=== Task statement ===
Wherever a line below holds the word "virginiademariaoficial", copy that line.

>> Begin Data for processing

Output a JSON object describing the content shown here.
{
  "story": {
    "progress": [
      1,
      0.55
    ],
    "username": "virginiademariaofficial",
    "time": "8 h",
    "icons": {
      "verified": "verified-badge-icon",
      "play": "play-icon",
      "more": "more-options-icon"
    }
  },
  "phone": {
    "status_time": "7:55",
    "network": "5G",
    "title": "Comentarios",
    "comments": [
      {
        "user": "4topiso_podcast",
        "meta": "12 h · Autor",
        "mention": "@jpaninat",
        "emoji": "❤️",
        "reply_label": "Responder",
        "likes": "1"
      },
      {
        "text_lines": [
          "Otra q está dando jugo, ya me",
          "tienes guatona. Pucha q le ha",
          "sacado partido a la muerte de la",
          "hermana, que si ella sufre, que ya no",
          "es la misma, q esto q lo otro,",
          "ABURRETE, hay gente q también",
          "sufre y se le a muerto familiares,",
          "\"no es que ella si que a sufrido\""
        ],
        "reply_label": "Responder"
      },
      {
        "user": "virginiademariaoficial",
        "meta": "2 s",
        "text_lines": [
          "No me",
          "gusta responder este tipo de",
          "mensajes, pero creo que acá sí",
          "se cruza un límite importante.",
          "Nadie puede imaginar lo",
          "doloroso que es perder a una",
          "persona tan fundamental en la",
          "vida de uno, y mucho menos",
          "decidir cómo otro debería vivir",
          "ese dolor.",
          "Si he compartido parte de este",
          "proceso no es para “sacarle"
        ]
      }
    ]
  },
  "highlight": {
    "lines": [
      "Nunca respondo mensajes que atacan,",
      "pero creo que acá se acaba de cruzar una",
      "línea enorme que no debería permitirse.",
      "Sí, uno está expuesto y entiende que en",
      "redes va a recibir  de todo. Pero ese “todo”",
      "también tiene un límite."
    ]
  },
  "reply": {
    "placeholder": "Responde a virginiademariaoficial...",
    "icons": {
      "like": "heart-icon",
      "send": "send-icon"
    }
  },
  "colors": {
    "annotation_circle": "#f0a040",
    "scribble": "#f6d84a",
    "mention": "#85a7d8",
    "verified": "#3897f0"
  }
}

>> End Data for processing

=== Result ===
        "user": "virginiademariaoficial",
    "placeholder": "Responde a virginiademariaoficial...",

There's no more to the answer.